━━━━━ Recorded information

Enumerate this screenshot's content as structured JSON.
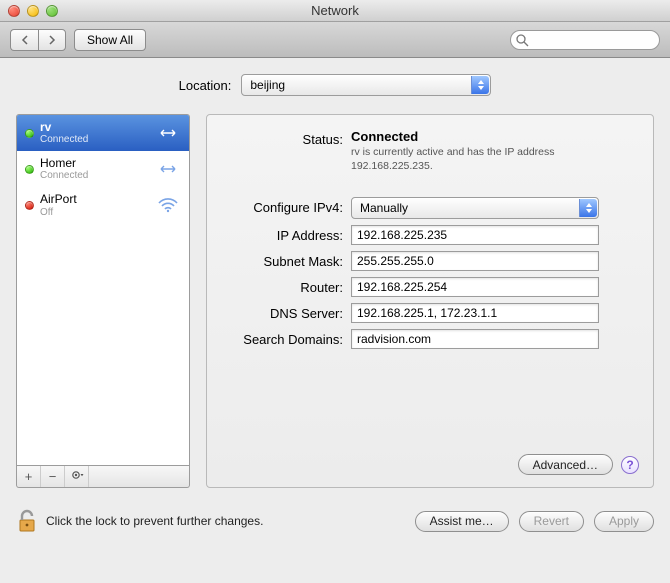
{
  "window": {
    "title": "Network"
  },
  "toolbar": {
    "show_all": "Show All",
    "search_placeholder": ""
  },
  "location": {
    "label": "Location:",
    "value": "beijing"
  },
  "sidebar": {
    "items": [
      {
        "name": "rv",
        "sub": "Connected",
        "dot": "green",
        "selected": true,
        "icon": "link"
      },
      {
        "name": "Homer",
        "sub": "Connected",
        "dot": "green",
        "selected": false,
        "icon": "link"
      },
      {
        "name": "AirPort",
        "sub": "Off",
        "dot": "red",
        "selected": false,
        "icon": "wifi"
      }
    ],
    "footer_buttons": {
      "add": "+",
      "remove": "−",
      "gear": "⚙"
    }
  },
  "details": {
    "status_label": "Status:",
    "status_value": "Connected",
    "status_sub": "rv is currently active and has the IP address 192.168.225.235.",
    "config_label": "Configure IPv4:",
    "config_value": "Manually",
    "fields": {
      "ip": {
        "label": "IP Address:",
        "value": "192.168.225.235"
      },
      "mask": {
        "label": "Subnet Mask:",
        "value": "255.255.255.0"
      },
      "router": {
        "label": "Router:",
        "value": "192.168.225.254"
      },
      "dns": {
        "label": "DNS Server:",
        "value": "192.168.225.1, 172.23.1.1"
      },
      "search": {
        "label": "Search Domains:",
        "value": "radvision.com"
      }
    },
    "advanced": "Advanced…"
  },
  "footer": {
    "lock_text": "Click the lock to prevent further changes.",
    "assist": "Assist me…",
    "revert": "Revert",
    "apply": "Apply"
  }
}
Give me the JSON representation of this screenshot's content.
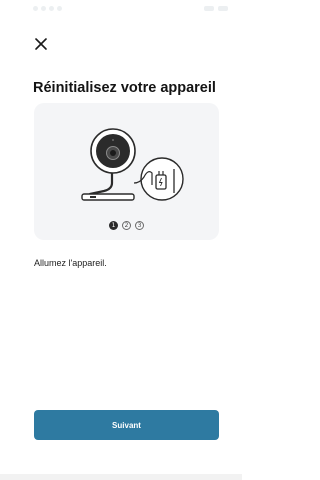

━━━━━━━━━━

◆ Instructions to follow
Output the entries above exactly, without their pictures.

◆ Correct output
Enumerate this screenshot's content as structured JSON.
{
  "window": {
    "title": "Network"
  },
  "toolbar": {
    "show_all": "Show All",
    "search_placeholder": ""
  },
  "location": {
    "label": "Location:",
    "value": "beijing"
  },
  "sidebar": {
    "items": [
      {
        "name": "rv",
        "sub": "Connected",
        "dot": "green",
        "selected": true,
        "icon": "link"
      },
      {
        "name": "Homer",
        "sub": "Connected",
        "dot": "green",
        "selected": false,
        "icon": "link"
      },
      {
        "name": "AirPort",
        "sub": "Off",
        "dot": "red",
        "selected": false,
        "icon": "wifi"
      }
    ],
    "footer_buttons": {
      "add": "+",
      "remove": "−",
      "gear": "⚙"
    }
  },
  "details": {
    "status_label": "Status:",
    "status_value": "Connected",
    "status_sub": "rv is currently active and has the IP address 192.168.225.235.",
    "config_label": "Configure IPv4:",
    "config_value": "Manually",
    "fields": {
      "ip": {
        "label": "IP Address:",
        "value": "192.168.225.235"
      },
      "mask": {
        "label": "Subnet Mask:",
        "value": "255.255.255.0"
      },
      "router": {
        "label": "Router:",
        "value": "192.168.225.254"
      },
      "dns": {
        "label": "DNS Server:",
        "value": "192.168.225.1, 172.23.1.1"
      },
      "search": {
        "label": "Search Domains:",
        "value": "radvision.com"
      }
    },
    "advanced": "Advanced…"
  },
  "footer": {
    "lock_text": "Click the lock to prevent further changes.",
    "assist": "Assist me…",
    "revert": "Revert",
    "apply": "Apply"
  }
}
Give me the JSON representation of this screenshot's content.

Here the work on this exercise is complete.